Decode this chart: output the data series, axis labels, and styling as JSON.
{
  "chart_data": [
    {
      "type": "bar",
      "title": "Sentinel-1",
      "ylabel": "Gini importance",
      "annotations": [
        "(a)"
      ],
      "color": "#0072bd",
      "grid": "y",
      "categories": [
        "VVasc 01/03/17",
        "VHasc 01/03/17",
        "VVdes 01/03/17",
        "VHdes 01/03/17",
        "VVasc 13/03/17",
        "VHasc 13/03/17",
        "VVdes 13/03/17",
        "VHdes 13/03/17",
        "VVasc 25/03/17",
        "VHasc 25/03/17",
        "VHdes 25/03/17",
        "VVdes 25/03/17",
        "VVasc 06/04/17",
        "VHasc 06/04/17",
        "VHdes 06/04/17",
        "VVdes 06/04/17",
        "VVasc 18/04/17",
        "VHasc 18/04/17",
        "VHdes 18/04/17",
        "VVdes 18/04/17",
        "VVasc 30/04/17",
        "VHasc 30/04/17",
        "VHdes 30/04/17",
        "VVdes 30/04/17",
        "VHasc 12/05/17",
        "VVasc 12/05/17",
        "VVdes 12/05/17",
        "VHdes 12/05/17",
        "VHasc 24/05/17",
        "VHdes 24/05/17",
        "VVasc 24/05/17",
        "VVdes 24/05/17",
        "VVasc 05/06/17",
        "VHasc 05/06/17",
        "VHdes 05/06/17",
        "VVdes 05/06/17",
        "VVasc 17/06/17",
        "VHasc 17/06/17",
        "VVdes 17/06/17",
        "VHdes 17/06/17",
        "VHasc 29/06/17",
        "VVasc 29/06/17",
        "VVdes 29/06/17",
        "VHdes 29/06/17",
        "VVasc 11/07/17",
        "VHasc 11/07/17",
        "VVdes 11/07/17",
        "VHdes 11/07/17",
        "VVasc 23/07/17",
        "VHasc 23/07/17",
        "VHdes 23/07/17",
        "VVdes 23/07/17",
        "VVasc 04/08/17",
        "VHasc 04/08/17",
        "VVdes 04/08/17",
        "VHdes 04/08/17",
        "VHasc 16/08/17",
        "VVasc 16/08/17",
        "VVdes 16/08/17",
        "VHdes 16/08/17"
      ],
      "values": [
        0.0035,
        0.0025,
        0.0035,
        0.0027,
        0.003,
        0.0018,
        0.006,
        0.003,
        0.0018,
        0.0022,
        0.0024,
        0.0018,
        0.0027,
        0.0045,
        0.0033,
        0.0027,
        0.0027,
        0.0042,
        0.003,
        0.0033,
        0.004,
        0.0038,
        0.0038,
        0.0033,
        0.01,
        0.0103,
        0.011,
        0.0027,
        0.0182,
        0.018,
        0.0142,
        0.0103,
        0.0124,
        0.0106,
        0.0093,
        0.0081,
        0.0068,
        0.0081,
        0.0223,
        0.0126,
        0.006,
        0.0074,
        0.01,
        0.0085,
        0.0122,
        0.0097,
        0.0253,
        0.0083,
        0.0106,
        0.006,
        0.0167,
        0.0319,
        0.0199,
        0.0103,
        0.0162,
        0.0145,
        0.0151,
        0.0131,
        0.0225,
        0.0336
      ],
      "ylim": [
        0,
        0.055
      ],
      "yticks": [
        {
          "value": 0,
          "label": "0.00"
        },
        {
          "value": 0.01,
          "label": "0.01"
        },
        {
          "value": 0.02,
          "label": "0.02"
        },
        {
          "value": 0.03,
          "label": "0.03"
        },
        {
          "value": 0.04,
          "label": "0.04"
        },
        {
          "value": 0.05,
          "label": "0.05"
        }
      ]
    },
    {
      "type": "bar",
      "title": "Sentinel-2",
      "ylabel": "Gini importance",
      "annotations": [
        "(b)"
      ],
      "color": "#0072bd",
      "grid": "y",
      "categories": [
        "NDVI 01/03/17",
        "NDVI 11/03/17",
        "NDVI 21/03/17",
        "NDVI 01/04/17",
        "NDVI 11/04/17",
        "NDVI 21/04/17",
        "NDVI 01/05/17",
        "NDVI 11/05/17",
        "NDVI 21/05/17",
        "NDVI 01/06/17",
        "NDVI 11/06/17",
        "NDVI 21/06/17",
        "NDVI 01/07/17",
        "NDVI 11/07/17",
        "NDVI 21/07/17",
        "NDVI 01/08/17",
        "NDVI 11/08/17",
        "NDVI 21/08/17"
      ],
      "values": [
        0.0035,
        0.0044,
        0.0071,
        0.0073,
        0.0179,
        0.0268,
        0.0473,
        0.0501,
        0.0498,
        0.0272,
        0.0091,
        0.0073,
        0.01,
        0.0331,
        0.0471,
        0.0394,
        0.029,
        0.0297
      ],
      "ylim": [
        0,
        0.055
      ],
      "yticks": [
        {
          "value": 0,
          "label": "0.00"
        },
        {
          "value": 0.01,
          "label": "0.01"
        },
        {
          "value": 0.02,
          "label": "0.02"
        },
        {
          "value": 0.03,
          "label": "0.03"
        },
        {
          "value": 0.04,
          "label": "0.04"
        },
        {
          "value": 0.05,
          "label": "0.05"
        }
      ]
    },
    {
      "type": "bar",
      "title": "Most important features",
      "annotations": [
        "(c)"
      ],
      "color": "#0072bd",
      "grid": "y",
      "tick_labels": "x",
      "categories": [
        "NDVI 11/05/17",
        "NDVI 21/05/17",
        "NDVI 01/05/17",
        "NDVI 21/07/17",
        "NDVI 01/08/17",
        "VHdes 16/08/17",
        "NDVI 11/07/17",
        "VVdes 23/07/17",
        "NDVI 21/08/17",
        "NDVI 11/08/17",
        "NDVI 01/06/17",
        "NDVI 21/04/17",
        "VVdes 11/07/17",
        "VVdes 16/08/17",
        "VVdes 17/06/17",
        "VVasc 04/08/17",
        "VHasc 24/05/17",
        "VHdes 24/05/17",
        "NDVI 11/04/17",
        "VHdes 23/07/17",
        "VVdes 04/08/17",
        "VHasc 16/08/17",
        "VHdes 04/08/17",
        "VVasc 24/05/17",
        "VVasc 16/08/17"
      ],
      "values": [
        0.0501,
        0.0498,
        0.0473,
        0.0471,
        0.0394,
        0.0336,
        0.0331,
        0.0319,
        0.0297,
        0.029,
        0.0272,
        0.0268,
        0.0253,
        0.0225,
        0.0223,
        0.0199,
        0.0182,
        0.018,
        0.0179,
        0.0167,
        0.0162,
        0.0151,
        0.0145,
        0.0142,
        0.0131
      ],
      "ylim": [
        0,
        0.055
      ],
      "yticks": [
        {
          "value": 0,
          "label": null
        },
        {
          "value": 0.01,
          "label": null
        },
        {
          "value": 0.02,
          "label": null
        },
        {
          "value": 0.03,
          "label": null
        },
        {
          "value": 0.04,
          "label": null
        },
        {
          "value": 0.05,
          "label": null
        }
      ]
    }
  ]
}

__________

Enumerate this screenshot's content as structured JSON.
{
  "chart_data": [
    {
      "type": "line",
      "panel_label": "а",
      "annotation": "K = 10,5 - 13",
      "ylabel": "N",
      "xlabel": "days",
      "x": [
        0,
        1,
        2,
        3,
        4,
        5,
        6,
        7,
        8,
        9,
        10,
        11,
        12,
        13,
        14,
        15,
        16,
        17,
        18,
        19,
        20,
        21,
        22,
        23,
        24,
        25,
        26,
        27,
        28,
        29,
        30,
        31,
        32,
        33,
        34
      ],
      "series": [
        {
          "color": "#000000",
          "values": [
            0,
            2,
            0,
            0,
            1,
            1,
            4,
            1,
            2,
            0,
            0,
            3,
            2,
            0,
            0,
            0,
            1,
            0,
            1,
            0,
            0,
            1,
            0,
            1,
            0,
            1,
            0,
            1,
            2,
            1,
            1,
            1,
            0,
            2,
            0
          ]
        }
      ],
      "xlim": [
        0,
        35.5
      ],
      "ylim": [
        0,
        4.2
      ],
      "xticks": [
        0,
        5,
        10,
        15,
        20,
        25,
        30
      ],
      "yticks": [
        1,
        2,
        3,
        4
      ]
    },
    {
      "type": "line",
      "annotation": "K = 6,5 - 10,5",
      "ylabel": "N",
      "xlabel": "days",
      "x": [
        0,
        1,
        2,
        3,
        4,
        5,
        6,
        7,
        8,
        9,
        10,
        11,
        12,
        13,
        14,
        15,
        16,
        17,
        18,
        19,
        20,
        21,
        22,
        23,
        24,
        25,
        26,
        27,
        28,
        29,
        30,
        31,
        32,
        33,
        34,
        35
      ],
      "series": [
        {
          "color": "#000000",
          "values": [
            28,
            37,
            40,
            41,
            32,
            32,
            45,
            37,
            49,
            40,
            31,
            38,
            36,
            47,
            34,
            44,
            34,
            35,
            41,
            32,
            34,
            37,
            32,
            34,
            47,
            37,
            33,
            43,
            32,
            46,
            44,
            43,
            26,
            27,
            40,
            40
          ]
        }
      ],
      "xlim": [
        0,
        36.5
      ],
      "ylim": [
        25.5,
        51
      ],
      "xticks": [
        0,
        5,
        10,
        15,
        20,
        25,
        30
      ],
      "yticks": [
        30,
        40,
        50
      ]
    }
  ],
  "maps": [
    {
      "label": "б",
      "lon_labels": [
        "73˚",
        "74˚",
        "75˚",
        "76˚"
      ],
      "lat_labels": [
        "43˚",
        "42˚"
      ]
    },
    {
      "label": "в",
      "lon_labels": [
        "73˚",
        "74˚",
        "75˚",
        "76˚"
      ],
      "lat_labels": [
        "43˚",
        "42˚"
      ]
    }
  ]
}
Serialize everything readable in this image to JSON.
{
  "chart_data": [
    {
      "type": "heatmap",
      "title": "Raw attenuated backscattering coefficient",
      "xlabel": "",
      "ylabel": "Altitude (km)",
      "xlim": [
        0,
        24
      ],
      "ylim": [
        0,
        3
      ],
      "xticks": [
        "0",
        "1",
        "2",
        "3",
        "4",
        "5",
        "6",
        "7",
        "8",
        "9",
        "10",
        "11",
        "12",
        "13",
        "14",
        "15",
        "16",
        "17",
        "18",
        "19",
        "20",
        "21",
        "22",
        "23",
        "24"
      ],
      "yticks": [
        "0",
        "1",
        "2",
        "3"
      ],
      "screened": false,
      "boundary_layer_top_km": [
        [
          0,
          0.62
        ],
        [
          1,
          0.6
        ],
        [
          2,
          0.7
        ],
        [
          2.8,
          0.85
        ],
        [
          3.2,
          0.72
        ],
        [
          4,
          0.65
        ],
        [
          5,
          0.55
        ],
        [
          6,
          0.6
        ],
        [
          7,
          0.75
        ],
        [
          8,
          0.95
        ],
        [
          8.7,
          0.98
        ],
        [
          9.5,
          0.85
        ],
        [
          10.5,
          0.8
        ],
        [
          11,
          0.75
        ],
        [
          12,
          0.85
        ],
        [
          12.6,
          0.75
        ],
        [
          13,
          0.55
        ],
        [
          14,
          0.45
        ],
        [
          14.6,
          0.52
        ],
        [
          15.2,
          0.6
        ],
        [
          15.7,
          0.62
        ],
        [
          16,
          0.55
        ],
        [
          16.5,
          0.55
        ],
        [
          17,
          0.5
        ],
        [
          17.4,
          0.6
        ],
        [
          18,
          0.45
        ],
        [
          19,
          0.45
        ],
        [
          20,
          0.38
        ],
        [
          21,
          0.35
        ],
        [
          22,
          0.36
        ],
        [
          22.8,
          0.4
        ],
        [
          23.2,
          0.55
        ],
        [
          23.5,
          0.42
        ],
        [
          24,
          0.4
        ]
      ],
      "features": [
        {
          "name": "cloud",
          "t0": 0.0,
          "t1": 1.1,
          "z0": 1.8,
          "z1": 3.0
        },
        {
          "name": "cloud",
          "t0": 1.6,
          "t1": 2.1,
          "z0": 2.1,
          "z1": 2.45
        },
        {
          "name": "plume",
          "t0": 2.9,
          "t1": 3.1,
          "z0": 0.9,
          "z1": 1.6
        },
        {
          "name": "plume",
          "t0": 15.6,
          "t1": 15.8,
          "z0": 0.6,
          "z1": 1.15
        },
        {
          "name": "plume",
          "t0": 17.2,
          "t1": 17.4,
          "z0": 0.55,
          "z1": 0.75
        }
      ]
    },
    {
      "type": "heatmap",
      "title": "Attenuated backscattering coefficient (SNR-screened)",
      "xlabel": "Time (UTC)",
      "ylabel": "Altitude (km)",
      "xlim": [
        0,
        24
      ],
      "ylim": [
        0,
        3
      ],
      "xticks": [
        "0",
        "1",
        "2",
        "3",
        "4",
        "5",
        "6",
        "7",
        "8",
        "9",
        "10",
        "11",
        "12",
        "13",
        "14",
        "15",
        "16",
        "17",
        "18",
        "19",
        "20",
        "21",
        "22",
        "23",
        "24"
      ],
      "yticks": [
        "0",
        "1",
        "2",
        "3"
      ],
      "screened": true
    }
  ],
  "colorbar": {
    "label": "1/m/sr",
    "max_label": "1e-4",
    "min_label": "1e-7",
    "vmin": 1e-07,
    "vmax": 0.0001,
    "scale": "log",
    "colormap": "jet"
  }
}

__________

### PROBLEM STATEMENT
Search the data for "this" and list every line in which it occurs.

### EXPECTED ANSWER
Decode this chart: output the data series, axis labels, and styling as JSON.
Enumerate this screenshot's content as structured JSON.
Serialize everything readable in this image to JSON.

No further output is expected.